▶ Stated task
Each line below that contains "JSON" counts once; report the total and nothing more.

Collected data
= = =
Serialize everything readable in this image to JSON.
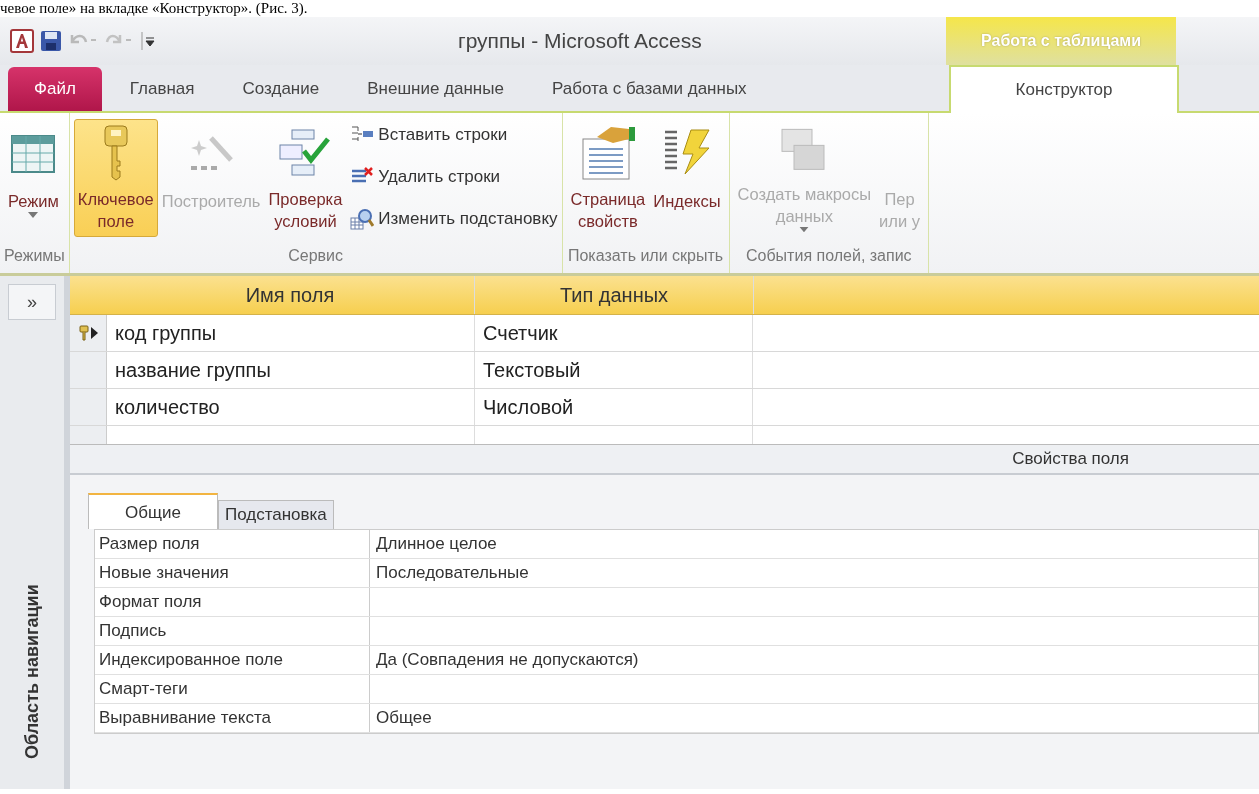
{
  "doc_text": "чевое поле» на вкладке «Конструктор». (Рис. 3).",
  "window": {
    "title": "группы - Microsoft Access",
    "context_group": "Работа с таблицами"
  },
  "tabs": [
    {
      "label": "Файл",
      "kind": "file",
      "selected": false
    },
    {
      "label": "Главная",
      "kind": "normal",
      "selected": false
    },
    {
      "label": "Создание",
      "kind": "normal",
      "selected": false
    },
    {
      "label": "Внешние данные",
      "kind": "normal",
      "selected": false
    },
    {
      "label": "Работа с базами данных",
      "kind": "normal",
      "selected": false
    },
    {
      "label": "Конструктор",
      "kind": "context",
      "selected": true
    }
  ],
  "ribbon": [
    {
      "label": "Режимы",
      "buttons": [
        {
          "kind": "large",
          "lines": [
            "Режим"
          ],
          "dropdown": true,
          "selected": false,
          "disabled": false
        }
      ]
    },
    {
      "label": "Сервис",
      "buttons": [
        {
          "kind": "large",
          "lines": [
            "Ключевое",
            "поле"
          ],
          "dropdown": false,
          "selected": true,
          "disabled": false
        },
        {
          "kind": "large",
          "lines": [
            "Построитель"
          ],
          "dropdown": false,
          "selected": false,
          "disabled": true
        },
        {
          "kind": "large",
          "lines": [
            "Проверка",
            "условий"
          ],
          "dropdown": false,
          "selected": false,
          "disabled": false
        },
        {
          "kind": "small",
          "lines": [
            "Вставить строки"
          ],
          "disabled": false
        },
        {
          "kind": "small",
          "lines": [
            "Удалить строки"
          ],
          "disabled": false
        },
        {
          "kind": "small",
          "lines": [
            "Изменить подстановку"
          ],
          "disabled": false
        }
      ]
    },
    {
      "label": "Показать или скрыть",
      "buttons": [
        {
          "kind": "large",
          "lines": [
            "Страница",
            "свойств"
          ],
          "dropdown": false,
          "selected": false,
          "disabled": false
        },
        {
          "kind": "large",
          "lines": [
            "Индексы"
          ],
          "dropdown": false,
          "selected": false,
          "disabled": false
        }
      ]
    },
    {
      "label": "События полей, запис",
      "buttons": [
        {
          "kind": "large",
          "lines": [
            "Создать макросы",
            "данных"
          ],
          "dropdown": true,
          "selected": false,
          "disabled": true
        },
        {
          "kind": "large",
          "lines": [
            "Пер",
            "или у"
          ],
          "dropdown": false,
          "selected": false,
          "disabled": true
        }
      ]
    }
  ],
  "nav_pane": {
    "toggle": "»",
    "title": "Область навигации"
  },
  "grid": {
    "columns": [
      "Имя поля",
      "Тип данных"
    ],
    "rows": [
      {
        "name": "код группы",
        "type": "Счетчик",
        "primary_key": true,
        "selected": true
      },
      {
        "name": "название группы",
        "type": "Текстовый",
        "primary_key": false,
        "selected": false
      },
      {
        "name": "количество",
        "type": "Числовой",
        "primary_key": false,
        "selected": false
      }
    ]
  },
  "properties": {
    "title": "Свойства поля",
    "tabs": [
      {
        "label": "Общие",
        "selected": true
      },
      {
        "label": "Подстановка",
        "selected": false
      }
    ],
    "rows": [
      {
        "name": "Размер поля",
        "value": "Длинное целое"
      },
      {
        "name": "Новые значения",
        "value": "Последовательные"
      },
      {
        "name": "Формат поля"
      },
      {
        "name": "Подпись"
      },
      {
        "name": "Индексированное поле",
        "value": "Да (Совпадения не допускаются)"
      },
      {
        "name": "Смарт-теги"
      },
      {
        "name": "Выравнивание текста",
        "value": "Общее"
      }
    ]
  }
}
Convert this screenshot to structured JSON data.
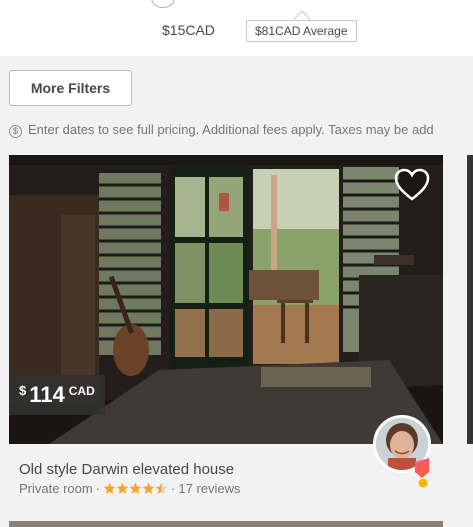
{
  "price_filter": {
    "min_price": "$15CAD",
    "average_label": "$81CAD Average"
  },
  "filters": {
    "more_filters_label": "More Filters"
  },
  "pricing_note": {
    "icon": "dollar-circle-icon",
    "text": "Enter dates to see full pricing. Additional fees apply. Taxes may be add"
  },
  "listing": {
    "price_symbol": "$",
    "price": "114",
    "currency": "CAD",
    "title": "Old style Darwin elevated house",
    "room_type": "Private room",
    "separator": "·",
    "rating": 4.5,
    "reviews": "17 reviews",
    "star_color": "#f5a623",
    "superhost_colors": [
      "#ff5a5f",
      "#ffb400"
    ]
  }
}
= = =
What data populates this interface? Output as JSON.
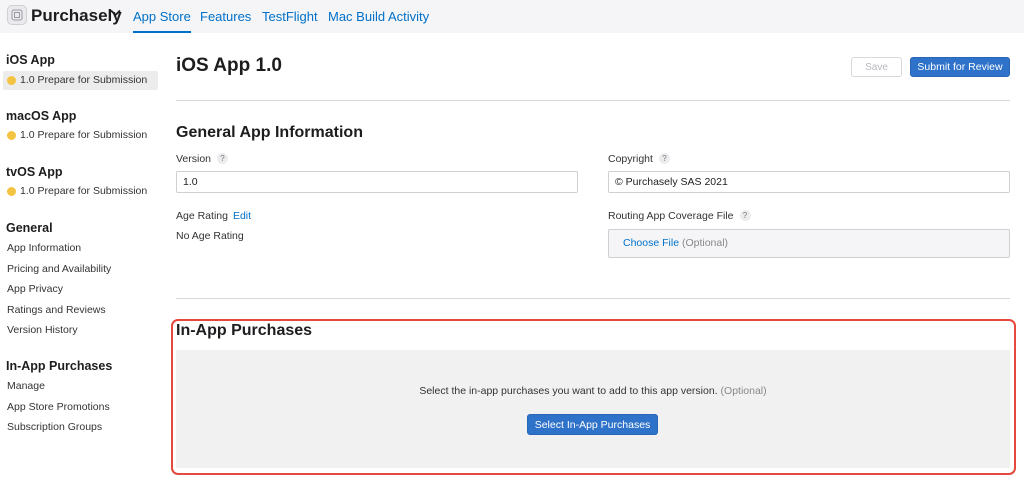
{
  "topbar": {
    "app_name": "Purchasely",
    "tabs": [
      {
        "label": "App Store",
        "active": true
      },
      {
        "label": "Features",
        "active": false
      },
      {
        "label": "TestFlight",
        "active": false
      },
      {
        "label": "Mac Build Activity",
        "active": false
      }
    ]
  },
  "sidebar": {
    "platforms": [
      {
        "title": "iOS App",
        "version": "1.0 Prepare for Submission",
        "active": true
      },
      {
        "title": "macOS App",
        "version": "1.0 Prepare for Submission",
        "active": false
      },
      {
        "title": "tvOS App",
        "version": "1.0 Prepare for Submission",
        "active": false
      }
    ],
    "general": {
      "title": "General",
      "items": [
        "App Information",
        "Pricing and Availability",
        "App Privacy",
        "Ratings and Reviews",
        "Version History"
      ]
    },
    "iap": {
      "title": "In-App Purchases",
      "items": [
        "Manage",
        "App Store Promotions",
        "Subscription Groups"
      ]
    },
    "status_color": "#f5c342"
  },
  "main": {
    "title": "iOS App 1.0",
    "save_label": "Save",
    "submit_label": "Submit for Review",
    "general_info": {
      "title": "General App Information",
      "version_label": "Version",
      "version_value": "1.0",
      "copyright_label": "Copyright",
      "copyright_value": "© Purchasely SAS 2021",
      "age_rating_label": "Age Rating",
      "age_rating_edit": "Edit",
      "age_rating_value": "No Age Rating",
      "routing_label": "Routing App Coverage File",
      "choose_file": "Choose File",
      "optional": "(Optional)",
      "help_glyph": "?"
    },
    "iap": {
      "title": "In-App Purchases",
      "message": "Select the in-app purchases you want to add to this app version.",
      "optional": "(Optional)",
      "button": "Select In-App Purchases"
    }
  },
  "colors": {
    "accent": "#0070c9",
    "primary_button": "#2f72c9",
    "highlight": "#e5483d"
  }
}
= = =
▶ Problem solution
3